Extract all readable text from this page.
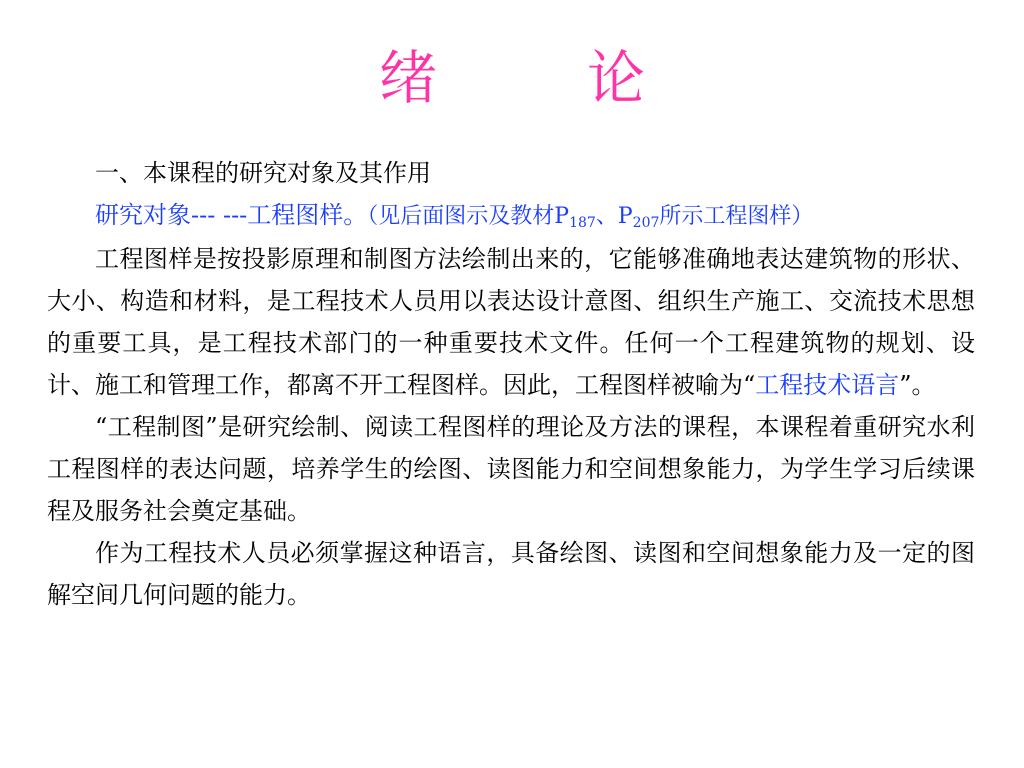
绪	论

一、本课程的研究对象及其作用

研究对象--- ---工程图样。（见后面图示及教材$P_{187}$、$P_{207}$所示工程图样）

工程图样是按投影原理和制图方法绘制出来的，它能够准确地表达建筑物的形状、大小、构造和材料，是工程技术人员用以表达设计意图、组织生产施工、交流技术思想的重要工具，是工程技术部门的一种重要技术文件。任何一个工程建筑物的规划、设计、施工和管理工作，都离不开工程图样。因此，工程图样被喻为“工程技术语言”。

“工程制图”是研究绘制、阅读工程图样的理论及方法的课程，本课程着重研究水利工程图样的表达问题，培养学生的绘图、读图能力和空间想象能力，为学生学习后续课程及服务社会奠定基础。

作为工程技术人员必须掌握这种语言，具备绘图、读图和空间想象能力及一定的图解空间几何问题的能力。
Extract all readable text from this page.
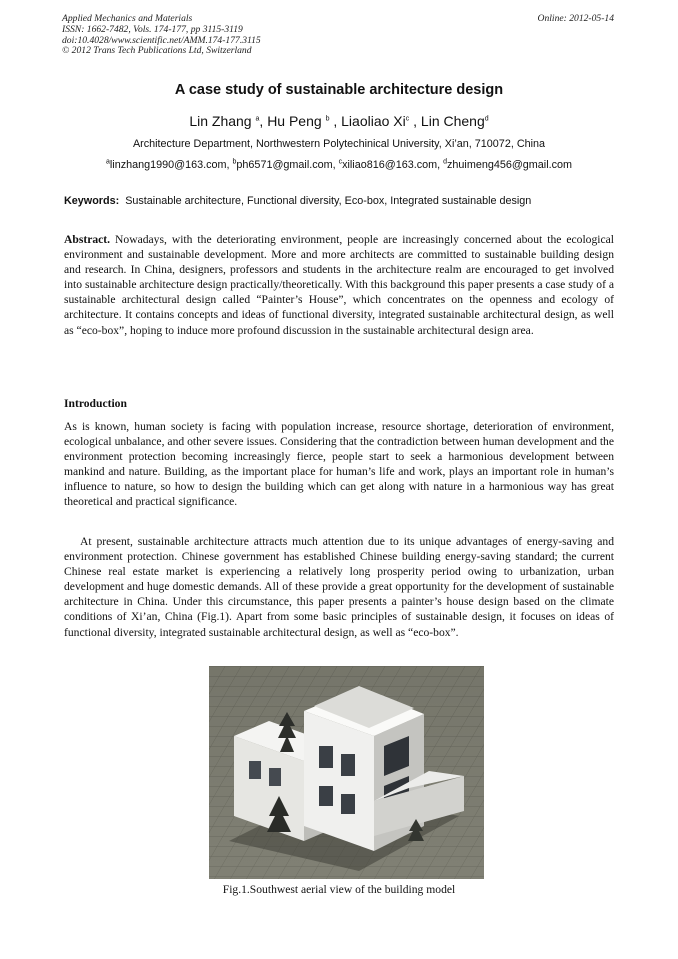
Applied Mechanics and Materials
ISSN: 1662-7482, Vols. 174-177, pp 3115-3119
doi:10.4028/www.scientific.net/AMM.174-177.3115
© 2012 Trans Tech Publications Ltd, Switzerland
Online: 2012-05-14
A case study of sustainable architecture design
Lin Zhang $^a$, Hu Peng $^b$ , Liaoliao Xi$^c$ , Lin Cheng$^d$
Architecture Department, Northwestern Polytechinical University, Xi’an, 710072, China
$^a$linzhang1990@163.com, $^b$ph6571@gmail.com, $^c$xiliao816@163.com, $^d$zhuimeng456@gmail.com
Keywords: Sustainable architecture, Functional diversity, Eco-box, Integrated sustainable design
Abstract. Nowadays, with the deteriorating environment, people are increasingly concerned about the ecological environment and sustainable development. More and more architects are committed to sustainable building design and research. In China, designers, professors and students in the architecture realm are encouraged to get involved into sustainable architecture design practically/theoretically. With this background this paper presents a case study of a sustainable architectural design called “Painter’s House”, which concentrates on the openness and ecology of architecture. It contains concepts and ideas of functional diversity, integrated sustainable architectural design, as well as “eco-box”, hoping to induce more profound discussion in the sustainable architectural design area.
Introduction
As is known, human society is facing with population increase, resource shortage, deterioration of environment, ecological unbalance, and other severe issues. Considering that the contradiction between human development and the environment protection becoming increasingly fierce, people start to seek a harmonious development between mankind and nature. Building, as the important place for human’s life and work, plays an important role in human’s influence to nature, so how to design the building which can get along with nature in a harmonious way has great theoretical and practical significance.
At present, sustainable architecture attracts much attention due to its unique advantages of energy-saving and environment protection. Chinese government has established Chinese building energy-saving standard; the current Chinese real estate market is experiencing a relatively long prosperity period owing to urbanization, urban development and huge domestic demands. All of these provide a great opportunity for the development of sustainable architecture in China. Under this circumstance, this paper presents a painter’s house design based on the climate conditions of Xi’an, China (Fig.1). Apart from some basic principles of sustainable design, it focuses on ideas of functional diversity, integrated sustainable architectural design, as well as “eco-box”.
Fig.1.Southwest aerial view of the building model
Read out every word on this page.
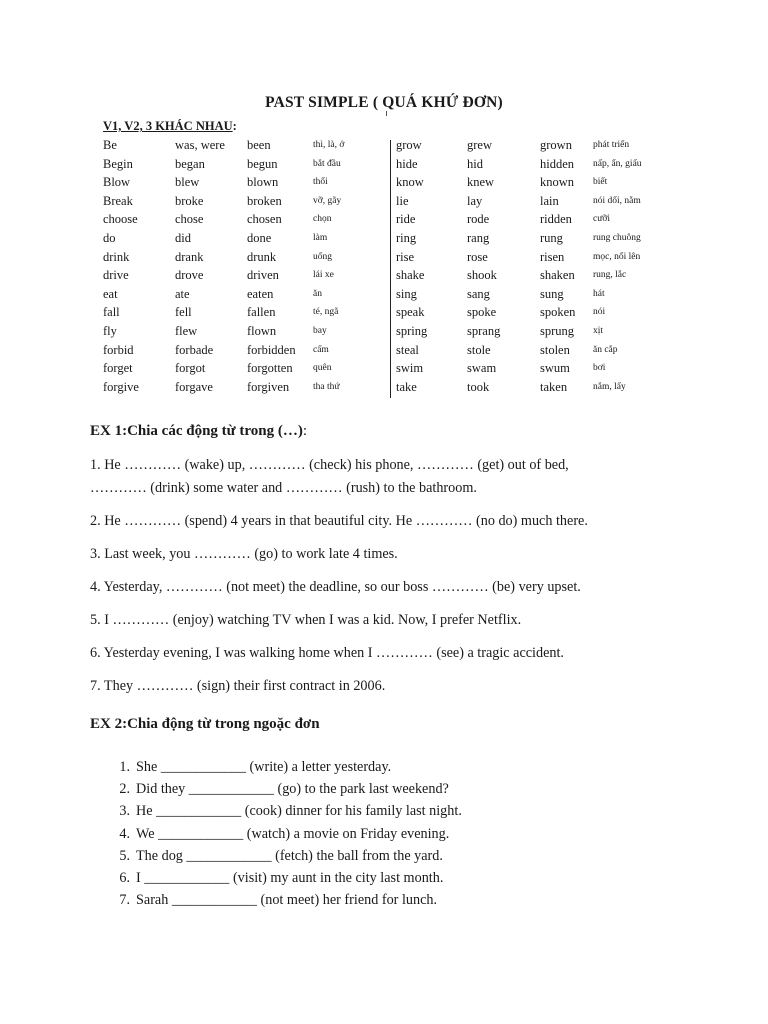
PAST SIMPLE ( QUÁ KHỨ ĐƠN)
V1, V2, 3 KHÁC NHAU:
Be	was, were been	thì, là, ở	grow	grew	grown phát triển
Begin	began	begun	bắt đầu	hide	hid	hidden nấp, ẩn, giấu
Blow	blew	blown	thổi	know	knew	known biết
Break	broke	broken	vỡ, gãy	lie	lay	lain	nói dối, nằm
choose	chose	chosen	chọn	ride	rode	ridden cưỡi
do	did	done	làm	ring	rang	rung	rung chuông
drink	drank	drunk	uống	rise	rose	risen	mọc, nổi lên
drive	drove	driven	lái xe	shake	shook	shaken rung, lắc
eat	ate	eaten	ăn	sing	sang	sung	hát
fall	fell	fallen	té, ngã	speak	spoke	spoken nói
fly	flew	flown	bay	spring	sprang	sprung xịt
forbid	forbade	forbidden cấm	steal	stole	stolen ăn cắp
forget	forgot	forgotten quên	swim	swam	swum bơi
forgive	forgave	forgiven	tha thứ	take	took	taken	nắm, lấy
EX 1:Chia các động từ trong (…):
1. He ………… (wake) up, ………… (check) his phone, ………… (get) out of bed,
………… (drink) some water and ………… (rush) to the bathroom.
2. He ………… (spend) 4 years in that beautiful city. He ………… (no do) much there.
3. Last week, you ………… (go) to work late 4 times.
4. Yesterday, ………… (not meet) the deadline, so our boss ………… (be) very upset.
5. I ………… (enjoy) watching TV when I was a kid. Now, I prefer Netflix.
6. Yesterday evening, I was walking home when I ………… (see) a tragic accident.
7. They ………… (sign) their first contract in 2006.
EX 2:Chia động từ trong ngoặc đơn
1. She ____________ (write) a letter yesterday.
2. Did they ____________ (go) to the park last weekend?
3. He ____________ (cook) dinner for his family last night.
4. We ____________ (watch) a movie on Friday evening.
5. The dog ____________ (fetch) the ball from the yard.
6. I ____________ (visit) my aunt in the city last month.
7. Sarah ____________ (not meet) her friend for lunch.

### The problem
Repeat each entry above word for word, leaving every picture out.

### Answer in full
Extract all readable text from this page.
绪	论

一、本课程的研究对象及其作用

研究对象--- ---工程图样。（见后面图示及教材$P_{187}$、$P_{207}$所示工程图样）

工程图样是按投影原理和制图方法绘制出来的，它能够准确地表达建筑物的形状、大小、构造和材料，是工程技术人员用以表达设计意图、组织生产施工、交流技术思想的重要工具，是工程技术部门的一种重要技术文件。任何一个工程建筑物的规划、设计、施工和管理工作，都离不开工程图样。因此，工程图样被喻为“工程技术语言”。

“工程制图”是研究绘制、阅读工程图样的理论及方法的课程，本课程着重研究水利工程图样的表达问题，培养学生的绘图、读图能力和空间想象能力，为学生学习后续课程及服务社会奠定基础。

作为工程技术人员必须掌握这种语言，具备绘图、读图和空间想象能力及一定的图解空间几何问题的能力。
Extract all readable text from this page.
Applied Mechanics and Materials
ISSN: 1662-7482, Vols. 174-177, pp 3115-3119
doi:10.4028/www.scientific.net/AMM.174-177.3115
© 2012 Trans Tech Publications Ltd, Switzerland
Online: 2012-05-14
A case study of sustainable architecture design
Lin Zhang $^a$, Hu Peng $^b$ , Liaoliao Xi$^c$ , Lin Cheng$^d$
Architecture Department, Northwestern Polytechinical University, Xi’an, 710072, China
$^a$linzhang1990@163.com, $^b$ph6571@gmail.com, $^c$xiliao816@163.com, $^d$zhuimeng456@gmail.com
Keywords: Sustainable architecture, Functional diversity, Eco-box, Integrated sustainable design
Abstract. Nowadays, with the deteriorating environment, people are increasingly concerned about the ecological environment and sustainable development. More and more architects are committed to sustainable building design and research. In China, designers, professors and students in the architecture realm are encouraged to get involved into sustainable architecture design practically/theoretically. With this background this paper presents a case study of a sustainable architectural design called “Painter’s House”, which concentrates on the openness and ecology of architecture. It contains concepts and ideas of functional diversity, integrated sustainable architectural design, as well as “eco-box”, hoping to induce more profound discussion in the sustainable architectural design area.
Introduction
As is known, human society is facing with population increase, resource shortage, deterioration of environment, ecological unbalance, and other severe issues. Considering that the contradiction between human development and the environment protection becoming increasingly fierce, people start to seek a harmonious development between mankind and nature. Building, as the important place for human’s life and work, plays an important role in human’s influence to nature, so how to design the building which can get along with nature in a harmonious way has great theoretical and practical significance.
At present, sustainable architecture attracts much attention due to its unique advantages of energy-saving and environment protection. Chinese government has established Chinese building energy-saving standard; the current Chinese real estate market is experiencing a relatively long prosperity period owing to urbanization, urban development and huge domestic demands. All of these provide a great opportunity for the development of sustainable architecture in China. Under this circumstance, this paper presents a painter’s house design based on the climate conditions of Xi’an, China (Fig.1). Apart from some basic principles of sustainable design, it focuses on ideas of functional diversity, integrated sustainable architectural design, as well as “eco-box”.
Fig.1.Southwest aerial view of the building model
Read out every word on this page.
PAST SIMPLE ( QUÁ KHỨ ĐƠN)
V1, V2, 3 KHÁC NHAU:
Be	was, were been	thì, là, ở	grow	grew	grown phát triển
Begin	began	begun	bắt đầu	hide	hid	hidden nấp, ẩn, giấu
Blow	blew	blown	thổi	know	knew	known biết
Break	broke	broken	vỡ, gãy	lie	lay	lain	nói dối, nằm
choose	chose	chosen	chọn	ride	rode	ridden cưỡi
do	did	done	làm	ring	rang	rung	rung chuông
drink	drank	drunk	uống	rise	rose	risen	mọc, nổi lên
drive	drove	driven	lái xe	shake	shook	shaken rung, lắc
eat	ate	eaten	ăn	sing	sang	sung	hát
fall	fell	fallen	té, ngã	speak	spoke	spoken nói
fly	flew	flown	bay	spring	sprang	sprung xịt
forbid	forbade	forbidden cấm	steal	stole	stolen ăn cắp
forget	forgot	forgotten quên	swim	swam	swum bơi
forgive	forgave	forgiven	tha thứ	take	took	taken	nắm, lấy
EX 1:Chia các động từ trong (…):
1. He ………… (wake) up, ………… (check) his phone, ………… (get) out of bed,
………… (drink) some water and ………… (rush) to the bathroom.
2. He ………… (spend) 4 years in that beautiful city. He ………… (no do) much there.
3. Last week, you ………… (go) to work late 4 times.
4. Yesterday, ………… (not meet) the deadline, so our boss ………… (be) very upset.
5. I ………… (enjoy) watching TV when I was a kid. Now, I prefer Netflix.
6. Yesterday evening, I was walking home when I ………… (see) a tragic accident.
7. They ………… (sign) their first contract in 2006.
EX 2:Chia động từ trong ngoặc đơn
1. She ____________ (write) a letter yesterday.
2. Did they ____________ (go) to the park last weekend?
3. He ____________ (cook) dinner for his family last night.
4. We ____________ (watch) a movie on Friday evening.
5. The dog ____________ (fetch) the ball from the yard.
6. I ____________ (visit) my aunt in the city last month.
7. Sarah ____________ (not meet) her friend for lunch.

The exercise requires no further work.